Stored items
----

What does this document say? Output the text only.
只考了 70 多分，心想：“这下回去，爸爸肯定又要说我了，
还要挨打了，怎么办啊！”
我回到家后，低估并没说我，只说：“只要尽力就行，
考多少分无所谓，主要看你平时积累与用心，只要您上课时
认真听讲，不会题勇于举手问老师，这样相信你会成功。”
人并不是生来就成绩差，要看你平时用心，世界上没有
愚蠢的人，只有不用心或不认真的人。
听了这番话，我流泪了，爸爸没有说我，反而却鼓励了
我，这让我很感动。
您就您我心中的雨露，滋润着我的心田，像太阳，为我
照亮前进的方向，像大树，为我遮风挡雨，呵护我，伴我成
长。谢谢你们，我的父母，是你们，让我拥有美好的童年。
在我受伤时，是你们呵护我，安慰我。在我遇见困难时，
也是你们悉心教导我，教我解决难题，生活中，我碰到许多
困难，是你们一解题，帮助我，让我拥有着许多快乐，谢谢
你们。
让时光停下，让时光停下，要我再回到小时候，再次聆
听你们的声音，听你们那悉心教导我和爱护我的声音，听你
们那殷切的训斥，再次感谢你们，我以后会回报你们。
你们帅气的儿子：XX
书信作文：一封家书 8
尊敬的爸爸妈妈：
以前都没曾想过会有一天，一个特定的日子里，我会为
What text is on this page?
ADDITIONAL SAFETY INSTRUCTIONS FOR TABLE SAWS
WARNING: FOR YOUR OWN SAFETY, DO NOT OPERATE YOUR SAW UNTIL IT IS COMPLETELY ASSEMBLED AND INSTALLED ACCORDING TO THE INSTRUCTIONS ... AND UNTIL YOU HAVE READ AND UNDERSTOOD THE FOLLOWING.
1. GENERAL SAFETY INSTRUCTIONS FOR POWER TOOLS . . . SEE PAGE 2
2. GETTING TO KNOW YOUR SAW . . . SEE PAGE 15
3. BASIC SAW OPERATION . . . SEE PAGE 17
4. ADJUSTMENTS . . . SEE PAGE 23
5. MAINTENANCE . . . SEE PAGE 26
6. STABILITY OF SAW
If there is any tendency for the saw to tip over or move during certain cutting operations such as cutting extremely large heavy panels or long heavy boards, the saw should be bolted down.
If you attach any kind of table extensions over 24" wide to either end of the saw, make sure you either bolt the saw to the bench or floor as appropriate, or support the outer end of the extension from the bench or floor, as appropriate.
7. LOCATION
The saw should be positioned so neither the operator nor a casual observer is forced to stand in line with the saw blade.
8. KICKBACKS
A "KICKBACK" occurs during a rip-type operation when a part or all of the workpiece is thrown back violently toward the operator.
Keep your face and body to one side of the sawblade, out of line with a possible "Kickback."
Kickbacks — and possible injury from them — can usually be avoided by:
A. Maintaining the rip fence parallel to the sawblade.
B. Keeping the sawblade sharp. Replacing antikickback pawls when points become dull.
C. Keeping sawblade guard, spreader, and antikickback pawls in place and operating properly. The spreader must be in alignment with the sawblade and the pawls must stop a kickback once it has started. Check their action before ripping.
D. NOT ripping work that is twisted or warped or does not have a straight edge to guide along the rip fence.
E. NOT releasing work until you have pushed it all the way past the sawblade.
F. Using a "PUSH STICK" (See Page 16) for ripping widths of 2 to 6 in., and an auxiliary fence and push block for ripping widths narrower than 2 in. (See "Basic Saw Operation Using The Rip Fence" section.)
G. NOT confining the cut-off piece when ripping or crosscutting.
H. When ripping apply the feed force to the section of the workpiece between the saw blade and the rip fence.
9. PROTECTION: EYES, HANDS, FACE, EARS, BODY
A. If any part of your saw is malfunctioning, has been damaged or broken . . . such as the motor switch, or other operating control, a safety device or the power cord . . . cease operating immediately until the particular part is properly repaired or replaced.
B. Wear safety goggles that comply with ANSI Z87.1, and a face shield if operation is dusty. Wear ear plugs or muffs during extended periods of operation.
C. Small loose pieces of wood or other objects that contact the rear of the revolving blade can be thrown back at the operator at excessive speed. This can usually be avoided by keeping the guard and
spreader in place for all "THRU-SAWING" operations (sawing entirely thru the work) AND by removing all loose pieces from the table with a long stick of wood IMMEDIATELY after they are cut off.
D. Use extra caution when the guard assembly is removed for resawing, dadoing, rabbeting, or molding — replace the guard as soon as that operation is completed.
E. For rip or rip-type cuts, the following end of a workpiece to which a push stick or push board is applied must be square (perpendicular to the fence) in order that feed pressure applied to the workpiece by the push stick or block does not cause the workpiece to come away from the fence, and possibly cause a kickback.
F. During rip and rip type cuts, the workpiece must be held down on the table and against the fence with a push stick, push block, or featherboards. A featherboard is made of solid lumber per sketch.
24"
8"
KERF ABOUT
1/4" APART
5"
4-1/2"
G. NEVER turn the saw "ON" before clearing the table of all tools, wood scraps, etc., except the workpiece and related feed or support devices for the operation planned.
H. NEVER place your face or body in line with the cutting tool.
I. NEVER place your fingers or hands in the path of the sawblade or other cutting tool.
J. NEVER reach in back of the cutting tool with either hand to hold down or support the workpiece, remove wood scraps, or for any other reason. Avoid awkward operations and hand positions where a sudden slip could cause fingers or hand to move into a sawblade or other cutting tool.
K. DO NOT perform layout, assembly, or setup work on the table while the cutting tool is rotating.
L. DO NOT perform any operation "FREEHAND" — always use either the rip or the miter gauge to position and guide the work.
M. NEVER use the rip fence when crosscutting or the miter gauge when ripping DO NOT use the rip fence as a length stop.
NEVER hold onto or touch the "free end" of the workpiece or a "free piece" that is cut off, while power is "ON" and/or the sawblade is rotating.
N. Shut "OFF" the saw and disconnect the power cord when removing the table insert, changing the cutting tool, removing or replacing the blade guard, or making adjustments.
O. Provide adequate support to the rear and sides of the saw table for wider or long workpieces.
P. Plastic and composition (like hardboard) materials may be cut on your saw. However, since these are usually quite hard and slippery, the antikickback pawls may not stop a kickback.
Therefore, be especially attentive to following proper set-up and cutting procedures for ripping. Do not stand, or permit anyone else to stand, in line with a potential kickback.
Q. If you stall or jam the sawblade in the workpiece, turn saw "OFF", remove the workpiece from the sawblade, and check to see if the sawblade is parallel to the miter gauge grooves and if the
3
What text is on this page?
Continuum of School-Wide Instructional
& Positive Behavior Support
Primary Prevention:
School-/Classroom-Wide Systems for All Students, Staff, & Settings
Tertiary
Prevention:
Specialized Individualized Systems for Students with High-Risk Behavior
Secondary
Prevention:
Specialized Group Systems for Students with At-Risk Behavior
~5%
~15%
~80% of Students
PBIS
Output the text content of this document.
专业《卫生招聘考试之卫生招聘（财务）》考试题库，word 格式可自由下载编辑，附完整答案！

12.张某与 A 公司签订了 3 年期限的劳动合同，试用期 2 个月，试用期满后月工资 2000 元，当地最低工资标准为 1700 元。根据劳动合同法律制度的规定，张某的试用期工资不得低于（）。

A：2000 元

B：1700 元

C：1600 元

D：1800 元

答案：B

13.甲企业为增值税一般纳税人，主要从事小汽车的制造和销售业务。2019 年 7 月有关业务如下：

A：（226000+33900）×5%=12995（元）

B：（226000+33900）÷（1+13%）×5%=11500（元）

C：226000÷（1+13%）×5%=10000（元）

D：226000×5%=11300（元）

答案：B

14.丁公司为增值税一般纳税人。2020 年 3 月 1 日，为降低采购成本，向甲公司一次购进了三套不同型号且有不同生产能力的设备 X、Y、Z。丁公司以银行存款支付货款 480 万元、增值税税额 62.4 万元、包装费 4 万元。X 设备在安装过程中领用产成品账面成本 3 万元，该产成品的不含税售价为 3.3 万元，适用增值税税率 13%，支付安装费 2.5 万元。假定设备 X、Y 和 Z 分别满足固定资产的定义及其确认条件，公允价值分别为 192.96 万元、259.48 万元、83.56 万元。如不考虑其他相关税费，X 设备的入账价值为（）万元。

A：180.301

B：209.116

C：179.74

----

Take the line with "Output the text content of this document." and all lines after it to the last line, and reproduce them exactly.

Output the text content of this document.
专业《卫生招聘考试之卫生招聘（财务）》考试题库，word 格式可自由下载编辑，附完整答案！

12.张某与 A 公司签订了 3 年期限的劳动合同，试用期 2 个月，试用期满后月工资 2000 元，当地最低工资标准为 1700 元。根据劳动合同法律制度的规定，张某的试用期工资不得低于（）。

A：2000 元

B：1700 元

C：1600 元

D：1800 元

答案：B

13.甲企业为增值税一般纳税人，主要从事小汽车的制造和销售业务。2019 年 7 月有关业务如下：

A：（226000+33900）×5%=12995（元）

B：（226000+33900）÷（1+13%）×5%=11500（元）

C：226000÷（1+13%）×5%=10000（元）

D：226000×5%=11300（元）

答案：B

14.丁公司为增值税一般纳税人。2020 年 3 月 1 日，为降低采购成本，向甲公司一次购进了三套不同型号且有不同生产能力的设备 X、Y、Z。丁公司以银行存款支付货款 480 万元、增值税税额 62.4 万元、包装费 4 万元。X 设备在安装过程中领用产成品账面成本 3 万元，该产成品的不含税售价为 3.3 万元，适用增值税税率 13%，支付安装费 2.5 万元。假定设备 X、Y 和 Z 分别满足固定资产的定义及其确认条件，公允价值分别为 192.96 万元、259.48 万元、83.56 万元。如不考虑其他相关税费，X 设备的入账价值为（）万元。

A：180.301

B：209.116

C：179.74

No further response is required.